[Stored data]

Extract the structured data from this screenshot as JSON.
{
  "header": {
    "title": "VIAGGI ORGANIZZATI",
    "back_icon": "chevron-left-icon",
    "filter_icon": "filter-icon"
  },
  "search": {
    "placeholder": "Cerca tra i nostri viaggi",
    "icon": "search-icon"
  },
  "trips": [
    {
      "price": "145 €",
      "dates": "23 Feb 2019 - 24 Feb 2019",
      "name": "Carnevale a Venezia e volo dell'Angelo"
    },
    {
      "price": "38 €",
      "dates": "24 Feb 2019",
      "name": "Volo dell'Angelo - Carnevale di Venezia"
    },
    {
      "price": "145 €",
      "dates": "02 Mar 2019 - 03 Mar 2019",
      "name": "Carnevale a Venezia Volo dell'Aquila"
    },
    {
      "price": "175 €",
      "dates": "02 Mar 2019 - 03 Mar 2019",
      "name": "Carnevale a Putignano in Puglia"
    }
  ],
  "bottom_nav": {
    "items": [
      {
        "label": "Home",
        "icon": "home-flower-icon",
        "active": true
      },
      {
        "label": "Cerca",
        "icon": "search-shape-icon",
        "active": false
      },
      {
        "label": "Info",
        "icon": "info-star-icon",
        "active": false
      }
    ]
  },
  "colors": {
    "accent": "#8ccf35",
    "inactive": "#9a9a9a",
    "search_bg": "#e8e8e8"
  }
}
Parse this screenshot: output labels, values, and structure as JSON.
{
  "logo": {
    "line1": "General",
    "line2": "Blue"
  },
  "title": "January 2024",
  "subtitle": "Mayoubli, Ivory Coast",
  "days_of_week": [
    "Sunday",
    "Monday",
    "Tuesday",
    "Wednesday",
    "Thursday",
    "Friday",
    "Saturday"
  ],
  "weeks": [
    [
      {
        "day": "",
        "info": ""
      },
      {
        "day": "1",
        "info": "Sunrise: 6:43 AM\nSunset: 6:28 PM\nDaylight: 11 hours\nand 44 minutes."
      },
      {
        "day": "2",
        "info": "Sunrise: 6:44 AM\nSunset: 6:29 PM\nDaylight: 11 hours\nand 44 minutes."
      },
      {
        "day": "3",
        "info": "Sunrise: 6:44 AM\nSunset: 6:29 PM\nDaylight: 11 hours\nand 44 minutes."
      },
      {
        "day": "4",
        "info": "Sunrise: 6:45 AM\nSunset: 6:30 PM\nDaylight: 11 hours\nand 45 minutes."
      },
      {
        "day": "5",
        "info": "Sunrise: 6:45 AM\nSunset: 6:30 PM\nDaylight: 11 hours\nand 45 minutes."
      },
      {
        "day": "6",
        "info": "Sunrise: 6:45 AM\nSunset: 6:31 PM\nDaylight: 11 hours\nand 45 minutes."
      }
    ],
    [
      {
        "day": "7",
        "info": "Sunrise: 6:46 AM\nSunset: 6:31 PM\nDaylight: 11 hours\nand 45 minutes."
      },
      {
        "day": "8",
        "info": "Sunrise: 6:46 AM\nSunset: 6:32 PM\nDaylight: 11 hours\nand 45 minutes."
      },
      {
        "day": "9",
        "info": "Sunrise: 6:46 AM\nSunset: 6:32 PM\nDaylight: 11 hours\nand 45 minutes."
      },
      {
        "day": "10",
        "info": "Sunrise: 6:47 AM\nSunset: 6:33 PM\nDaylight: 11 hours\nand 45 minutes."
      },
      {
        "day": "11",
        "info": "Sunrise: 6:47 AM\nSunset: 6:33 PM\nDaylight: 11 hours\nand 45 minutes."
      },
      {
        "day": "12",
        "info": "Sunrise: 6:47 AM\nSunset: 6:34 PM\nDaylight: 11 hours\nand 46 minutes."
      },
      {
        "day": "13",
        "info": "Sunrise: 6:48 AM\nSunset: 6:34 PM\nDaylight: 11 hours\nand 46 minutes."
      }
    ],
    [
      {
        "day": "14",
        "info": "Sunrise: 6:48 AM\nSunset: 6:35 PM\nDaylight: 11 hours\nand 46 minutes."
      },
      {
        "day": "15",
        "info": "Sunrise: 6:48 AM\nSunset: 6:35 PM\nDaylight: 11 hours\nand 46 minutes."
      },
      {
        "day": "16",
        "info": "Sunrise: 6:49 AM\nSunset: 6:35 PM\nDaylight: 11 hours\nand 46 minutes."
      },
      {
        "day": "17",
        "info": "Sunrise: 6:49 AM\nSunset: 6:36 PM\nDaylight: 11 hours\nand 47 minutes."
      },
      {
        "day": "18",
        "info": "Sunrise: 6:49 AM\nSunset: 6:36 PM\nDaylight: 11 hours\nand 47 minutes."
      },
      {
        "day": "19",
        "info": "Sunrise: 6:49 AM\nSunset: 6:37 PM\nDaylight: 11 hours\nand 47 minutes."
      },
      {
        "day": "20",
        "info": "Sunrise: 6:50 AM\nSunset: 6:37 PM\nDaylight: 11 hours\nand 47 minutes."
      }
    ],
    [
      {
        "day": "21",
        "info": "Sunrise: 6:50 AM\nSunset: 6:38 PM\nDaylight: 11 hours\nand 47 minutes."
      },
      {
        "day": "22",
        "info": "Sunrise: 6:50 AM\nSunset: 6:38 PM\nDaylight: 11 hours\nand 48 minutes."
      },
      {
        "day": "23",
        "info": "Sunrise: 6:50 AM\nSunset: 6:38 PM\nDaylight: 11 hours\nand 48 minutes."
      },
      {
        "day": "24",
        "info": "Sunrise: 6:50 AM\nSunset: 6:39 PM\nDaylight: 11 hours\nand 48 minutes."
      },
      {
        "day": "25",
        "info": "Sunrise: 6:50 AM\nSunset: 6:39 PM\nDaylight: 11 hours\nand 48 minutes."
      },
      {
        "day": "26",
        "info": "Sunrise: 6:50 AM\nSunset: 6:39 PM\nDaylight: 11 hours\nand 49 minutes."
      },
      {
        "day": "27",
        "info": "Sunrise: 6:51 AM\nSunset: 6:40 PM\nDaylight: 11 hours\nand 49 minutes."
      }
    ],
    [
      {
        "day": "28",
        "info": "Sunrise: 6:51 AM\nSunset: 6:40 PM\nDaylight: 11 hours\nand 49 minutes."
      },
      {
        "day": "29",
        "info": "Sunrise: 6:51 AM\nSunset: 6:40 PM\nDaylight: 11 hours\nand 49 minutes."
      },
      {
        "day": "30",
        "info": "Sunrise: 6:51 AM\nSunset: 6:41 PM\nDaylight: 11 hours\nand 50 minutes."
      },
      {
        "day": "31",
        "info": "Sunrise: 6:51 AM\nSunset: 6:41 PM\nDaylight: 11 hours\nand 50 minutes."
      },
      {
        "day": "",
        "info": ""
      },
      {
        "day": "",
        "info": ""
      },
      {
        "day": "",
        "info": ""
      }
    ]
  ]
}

*Stated problem*:
Copy out the material above in its entirety. Every detail must match.

*Task result*:
Extract the structured data from this screenshot as JSON.
{
  "header": {
    "title": "VIAGGI ORGANIZZATI",
    "back_icon": "chevron-left-icon",
    "filter_icon": "filter-icon"
  },
  "search": {
    "placeholder": "Cerca tra i nostri viaggi",
    "icon": "search-icon"
  },
  "trips": [
    {
      "price": "145 €",
      "dates": "23 Feb 2019 - 24 Feb 2019",
      "name": "Carnevale a Venezia e volo dell'Angelo"
    },
    {
      "price": "38 €",
      "dates": "24 Feb 2019",
      "name": "Volo dell'Angelo - Carnevale di Venezia"
    },
    {
      "price": "145 €",
      "dates": "02 Mar 2019 - 03 Mar 2019",
      "name": "Carnevale a Venezia Volo dell'Aquila"
    },
    {
      "price": "175 €",
      "dates": "02 Mar 2019 - 03 Mar 2019",
      "name": "Carnevale a Putignano in Puglia"
    }
  ],
  "bottom_nav": {
    "items": [
      {
        "label": "Home",
        "icon": "home-flower-icon",
        "active": true
      },
      {
        "label": "Cerca",
        "icon": "search-shape-icon",
        "active": false
      },
      {
        "label": "Info",
        "icon": "info-star-icon",
        "active": false
      }
    ]
  },
  "colors": {
    "accent": "#8ccf35",
    "inactive": "#9a9a9a",
    "search_bg": "#e8e8e8"
  }
}
Parse this screenshot: output labels, values, and structure as JSON.
{
  "logo": {
    "line1": "General",
    "line2": "Blue"
  },
  "title": "January 2024",
  "subtitle": "Mayoubli, Ivory Coast",
  "days_of_week": [
    "Sunday",
    "Monday",
    "Tuesday",
    "Wednesday",
    "Thursday",
    "Friday",
    "Saturday"
  ],
  "weeks": [
    [
      {
        "day": "",
        "info": ""
      },
      {
        "day": "1",
        "info": "Sunrise: 6:43 AM\nSunset: 6:28 PM\nDaylight: 11 hours\nand 44 minutes."
      },
      {
        "day": "2",
        "info": "Sunrise: 6:44 AM\nSunset: 6:29 PM\nDaylight: 11 hours\nand 44 minutes."
      },
      {
        "day": "3",
        "info": "Sunrise: 6:44 AM\nSunset: 6:29 PM\nDaylight: 11 hours\nand 44 minutes."
      },
      {
        "day": "4",
        "info": "Sunrise: 6:45 AM\nSunset: 6:30 PM\nDaylight: 11 hours\nand 45 minutes."
      },
      {
        "day": "5",
        "info": "Sunrise: 6:45 AM\nSunset: 6:30 PM\nDaylight: 11 hours\nand 45 minutes."
      },
      {
        "day": "6",
        "info": "Sunrise: 6:45 AM\nSunset: 6:31 PM\nDaylight: 11 hours\nand 45 minutes."
      }
    ],
    [
      {
        "day": "7",
        "info": "Sunrise: 6:46 AM\nSunset: 6:31 PM\nDaylight: 11 hours\nand 45 minutes."
      },
      {
        "day": "8",
        "info": "Sunrise: 6:46 AM\nSunset: 6:32 PM\nDaylight: 11 hours\nand 45 minutes."
      },
      {
        "day": "9",
        "info": "Sunrise: 6:46 AM\nSunset: 6:32 PM\nDaylight: 11 hours\nand 45 minutes."
      },
      {
        "day": "10",
        "info": "Sunrise: 6:47 AM\nSunset: 6:33 PM\nDaylight: 11 hours\nand 45 minutes."
      },
      {
        "day": "11",
        "info": "Sunrise: 6:47 AM\nSunset: 6:33 PM\nDaylight: 11 hours\nand 45 minutes."
      },
      {
        "day": "12",
        "info": "Sunrise: 6:47 AM\nSunset: 6:34 PM\nDaylight: 11 hours\nand 46 minutes."
      },
      {
        "day": "13",
        "info": "Sunrise: 6:48 AM\nSunset: 6:34 PM\nDaylight: 11 hours\nand 46 minutes."
      }
    ],
    [
      {
        "day": "14",
        "info": "Sunrise: 6:48 AM\nSunset: 6:35 PM\nDaylight: 11 hours\nand 46 minutes."
      },
      {
        "day": "15",
        "info": "Sunrise: 6:48 AM\nSunset: 6:35 PM\nDaylight: 11 hours\nand 46 minutes."
      },
      {
        "day": "16",
        "info": "Sunrise: 6:49 AM\nSunset: 6:35 PM\nDaylight: 11 hours\nand 46 minutes."
      },
      {
        "day": "17",
        "info": "Sunrise: 6:49 AM\nSunset: 6:36 PM\nDaylight: 11 hours\nand 47 minutes."
      },
      {
        "day": "18",
        "info": "Sunrise: 6:49 AM\nSunset: 6:36 PM\nDaylight: 11 hours\nand 47 minutes."
      },
      {
        "day": "19",
        "info": "Sunrise: 6:49 AM\nSunset: 6:37 PM\nDaylight: 11 hours\nand 47 minutes."
      },
      {
        "day": "20",
        "info": "Sunrise: 6:50 AM\nSunset: 6:37 PM\nDaylight: 11 hours\nand 47 minutes."
      }
    ],
    [
      {
        "day": "21",
        "info": "Sunrise: 6:50 AM\nSunset: 6:38 PM\nDaylight: 11 hours\nand 47 minutes."
      },
      {
        "day": "22",
        "info": "Sunrise: 6:50 AM\nSunset: 6:38 PM\nDaylight: 11 hours\nand 48 minutes."
      },
      {
        "day": "23",
        "info": "Sunrise: 6:50 AM\nSunset: 6:38 PM\nDaylight: 11 hours\nand 48 minutes."
      },
      {
        "day": "24",
        "info": "Sunrise: 6:50 AM\nSunset: 6:39 PM\nDaylight: 11 hours\nand 48 minutes."
      },
      {
        "day": "25",
        "info": "Sunrise: 6:50 AM\nSunset: 6:39 PM\nDaylight: 11 hours\nand 48 minutes."
      },
      {
        "day": "26",
        "info": "Sunrise: 6:50 AM\nSunset: 6:39 PM\nDaylight: 11 hours\nand 49 minutes."
      },
      {
        "day": "27",
        "info": "Sunrise: 6:51 AM\nSunset: 6:40 PM\nDaylight: 11 hours\nand 49 minutes."
      }
    ],
    [
      {
        "day": "28",
        "info": "Sunrise: 6:51 AM\nSunset: 6:40 PM\nDaylight: 11 hours\nand 49 minutes."
      },
      {
        "day": "29",
        "info": "Sunrise: 6:51 AM\nSunset: 6:40 PM\nDaylight: 11 hours\nand 49 minutes."
      },
      {
        "day": "30",
        "info": "Sunrise: 6:51 AM\nSunset: 6:41 PM\nDaylight: 11 hours\nand 50 minutes."
      },
      {
        "day": "31",
        "info": "Sunrise: 6:51 AM\nSunset: 6:41 PM\nDaylight: 11 hours\nand 50 minutes."
      },
      {
        "day": "",
        "info": ""
      },
      {
        "day": "",
        "info": ""
      },
      {
        "day": "",
        "info": ""
      }
    ]
  ]
}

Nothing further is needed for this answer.